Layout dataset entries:
╔══
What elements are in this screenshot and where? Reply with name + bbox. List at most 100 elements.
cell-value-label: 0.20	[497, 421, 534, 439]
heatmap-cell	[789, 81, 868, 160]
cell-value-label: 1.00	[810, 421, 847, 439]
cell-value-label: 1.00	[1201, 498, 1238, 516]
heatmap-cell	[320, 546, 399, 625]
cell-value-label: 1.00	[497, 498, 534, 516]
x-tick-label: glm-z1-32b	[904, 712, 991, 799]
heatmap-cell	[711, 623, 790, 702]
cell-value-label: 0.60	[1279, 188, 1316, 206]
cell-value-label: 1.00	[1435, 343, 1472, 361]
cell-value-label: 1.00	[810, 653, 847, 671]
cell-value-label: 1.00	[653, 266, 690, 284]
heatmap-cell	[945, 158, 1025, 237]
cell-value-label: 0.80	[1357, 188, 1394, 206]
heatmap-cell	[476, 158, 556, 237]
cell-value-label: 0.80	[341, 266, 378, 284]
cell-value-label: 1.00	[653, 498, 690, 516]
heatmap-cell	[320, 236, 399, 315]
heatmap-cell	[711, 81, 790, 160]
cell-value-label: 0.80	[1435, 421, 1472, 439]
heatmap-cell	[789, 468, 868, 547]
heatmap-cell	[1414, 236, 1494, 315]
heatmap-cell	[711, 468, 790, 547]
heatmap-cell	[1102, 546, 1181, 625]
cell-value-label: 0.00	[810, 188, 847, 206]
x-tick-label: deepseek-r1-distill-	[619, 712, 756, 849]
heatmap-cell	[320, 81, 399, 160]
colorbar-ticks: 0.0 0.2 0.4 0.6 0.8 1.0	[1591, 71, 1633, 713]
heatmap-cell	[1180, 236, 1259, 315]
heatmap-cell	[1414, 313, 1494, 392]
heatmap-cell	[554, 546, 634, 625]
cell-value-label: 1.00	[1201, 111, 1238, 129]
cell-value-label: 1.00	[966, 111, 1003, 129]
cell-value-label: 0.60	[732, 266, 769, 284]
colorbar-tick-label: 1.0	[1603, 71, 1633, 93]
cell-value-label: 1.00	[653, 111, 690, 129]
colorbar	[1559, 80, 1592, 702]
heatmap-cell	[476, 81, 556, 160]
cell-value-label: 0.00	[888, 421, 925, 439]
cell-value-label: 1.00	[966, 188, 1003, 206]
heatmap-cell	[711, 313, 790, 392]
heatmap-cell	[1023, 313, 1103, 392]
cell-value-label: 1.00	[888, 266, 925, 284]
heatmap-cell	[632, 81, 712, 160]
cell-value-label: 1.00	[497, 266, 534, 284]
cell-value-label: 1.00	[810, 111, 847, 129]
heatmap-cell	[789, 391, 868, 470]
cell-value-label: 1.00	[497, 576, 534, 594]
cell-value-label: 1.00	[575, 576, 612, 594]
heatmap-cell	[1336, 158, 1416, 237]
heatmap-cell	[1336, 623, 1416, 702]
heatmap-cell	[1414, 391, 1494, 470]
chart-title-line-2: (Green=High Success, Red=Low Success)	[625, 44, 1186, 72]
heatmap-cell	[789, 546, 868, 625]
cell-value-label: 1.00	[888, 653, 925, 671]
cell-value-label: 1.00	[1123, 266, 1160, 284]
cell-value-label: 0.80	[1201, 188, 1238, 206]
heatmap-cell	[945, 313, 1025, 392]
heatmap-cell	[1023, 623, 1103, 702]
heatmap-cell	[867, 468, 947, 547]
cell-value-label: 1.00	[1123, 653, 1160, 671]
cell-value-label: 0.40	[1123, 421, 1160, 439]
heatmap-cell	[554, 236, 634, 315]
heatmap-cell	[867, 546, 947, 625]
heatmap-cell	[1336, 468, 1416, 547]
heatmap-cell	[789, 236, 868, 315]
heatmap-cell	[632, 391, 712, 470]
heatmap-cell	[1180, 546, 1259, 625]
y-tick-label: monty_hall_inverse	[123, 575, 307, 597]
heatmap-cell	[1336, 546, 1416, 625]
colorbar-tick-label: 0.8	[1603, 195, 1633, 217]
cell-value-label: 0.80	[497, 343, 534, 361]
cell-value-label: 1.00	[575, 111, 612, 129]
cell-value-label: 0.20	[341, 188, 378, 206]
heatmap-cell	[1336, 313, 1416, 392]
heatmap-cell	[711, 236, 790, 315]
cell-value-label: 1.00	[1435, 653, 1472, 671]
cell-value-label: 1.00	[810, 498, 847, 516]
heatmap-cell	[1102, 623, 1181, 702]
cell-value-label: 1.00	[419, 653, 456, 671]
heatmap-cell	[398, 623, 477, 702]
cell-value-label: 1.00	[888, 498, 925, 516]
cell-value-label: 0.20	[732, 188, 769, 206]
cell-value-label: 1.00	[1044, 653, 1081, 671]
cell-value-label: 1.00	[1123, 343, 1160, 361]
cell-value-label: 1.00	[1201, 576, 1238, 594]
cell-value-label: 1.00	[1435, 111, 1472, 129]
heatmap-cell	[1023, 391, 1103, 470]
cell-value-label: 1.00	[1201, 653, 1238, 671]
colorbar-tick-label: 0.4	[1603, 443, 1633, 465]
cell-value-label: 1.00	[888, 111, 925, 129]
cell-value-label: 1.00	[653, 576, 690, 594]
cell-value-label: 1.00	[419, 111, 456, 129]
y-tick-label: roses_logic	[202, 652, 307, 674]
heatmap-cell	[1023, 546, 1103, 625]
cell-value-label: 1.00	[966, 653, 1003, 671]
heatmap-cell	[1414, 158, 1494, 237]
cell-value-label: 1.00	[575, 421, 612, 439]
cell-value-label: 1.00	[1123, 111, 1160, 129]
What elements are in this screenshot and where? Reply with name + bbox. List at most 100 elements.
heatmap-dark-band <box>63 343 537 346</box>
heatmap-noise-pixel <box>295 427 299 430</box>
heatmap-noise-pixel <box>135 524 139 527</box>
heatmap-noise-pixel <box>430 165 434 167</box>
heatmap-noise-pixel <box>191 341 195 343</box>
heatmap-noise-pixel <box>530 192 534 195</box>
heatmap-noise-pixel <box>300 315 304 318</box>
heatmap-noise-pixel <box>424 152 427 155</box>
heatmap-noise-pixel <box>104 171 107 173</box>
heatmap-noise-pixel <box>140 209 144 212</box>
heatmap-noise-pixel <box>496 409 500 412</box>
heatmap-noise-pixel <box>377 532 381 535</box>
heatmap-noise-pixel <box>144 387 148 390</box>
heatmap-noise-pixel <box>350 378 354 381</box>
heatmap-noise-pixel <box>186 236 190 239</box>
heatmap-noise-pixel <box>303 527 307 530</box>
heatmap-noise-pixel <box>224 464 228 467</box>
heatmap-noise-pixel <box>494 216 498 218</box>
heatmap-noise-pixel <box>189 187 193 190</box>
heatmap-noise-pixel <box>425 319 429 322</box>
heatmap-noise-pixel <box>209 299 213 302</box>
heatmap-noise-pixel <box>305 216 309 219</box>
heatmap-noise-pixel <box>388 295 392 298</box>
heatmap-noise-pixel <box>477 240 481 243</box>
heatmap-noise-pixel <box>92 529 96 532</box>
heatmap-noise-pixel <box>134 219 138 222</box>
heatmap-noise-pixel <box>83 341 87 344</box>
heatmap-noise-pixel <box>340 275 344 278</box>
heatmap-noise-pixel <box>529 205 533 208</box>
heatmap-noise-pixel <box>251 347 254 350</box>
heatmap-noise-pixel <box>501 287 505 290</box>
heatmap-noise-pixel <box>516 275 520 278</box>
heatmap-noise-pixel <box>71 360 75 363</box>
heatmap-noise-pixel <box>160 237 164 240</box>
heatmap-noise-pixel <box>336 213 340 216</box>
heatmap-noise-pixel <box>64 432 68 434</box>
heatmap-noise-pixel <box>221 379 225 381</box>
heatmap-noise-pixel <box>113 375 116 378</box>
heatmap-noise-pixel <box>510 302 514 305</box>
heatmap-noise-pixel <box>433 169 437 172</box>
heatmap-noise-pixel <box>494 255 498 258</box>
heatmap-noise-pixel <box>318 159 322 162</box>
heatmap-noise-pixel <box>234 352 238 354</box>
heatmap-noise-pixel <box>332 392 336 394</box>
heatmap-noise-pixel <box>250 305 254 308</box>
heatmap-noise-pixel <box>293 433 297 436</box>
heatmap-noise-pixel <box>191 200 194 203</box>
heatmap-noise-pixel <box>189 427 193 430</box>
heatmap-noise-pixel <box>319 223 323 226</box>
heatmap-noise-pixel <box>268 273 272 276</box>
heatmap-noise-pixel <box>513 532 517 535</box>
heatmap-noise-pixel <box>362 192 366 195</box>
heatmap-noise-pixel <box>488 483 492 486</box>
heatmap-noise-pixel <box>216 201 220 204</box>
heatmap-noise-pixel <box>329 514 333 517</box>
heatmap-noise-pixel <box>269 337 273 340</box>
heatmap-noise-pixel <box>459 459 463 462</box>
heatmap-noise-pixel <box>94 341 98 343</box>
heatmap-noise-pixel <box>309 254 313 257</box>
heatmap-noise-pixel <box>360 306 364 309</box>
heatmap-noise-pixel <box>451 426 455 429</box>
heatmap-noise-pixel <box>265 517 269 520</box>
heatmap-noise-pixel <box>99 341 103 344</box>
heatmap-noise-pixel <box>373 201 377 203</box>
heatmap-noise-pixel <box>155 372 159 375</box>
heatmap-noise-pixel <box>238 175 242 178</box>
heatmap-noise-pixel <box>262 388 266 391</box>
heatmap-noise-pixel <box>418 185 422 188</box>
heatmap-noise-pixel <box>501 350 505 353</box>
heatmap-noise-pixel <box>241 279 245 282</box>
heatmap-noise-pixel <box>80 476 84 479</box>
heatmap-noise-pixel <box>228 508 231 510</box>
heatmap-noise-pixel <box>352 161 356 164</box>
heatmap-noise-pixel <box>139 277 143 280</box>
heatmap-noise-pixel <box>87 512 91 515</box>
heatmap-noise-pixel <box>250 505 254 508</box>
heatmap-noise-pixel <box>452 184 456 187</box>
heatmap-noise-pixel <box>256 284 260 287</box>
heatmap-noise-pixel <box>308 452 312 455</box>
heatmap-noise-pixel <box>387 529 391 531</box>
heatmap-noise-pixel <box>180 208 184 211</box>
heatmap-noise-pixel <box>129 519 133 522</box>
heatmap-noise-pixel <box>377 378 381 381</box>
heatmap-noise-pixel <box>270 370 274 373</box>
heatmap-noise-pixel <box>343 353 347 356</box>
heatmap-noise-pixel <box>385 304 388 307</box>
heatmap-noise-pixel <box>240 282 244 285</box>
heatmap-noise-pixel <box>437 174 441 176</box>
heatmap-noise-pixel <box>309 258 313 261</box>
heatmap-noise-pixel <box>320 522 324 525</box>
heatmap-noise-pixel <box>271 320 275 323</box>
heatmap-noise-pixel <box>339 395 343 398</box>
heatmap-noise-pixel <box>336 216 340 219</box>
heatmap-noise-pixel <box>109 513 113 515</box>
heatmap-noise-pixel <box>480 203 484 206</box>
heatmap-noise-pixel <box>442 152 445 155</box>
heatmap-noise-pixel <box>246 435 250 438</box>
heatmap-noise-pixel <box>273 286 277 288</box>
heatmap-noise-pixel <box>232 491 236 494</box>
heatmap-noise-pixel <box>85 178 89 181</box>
╚══
» Short exercise
Format the lines of the data from the start through the line containing "712, 991, 799]" as a JSON list of strings, one string per line, leaving out any blank lines.

» Complete output
[
  "What elements are in this screenshot and where? Reply with name + bbox. List at most 100 elements.",
  "cell-value-label: 0.20\t[497, 421, 534, 439]",
  "heatmap-cell\t[789, 81, 868, 160]",
  "cell-value-label: 1.00\t[810, 421, 847, 439]",
  "cell-value-label: 1.00\t[1201, 498, 1238, 516]",
  "heatmap-cell\t[320, 546, 399, 625]",
  "cell-value-label: 1.00\t[497, 498, 534, 516]",
  "x-tick-label: glm-z1-32b\t[904, 712, 991, 799]"
]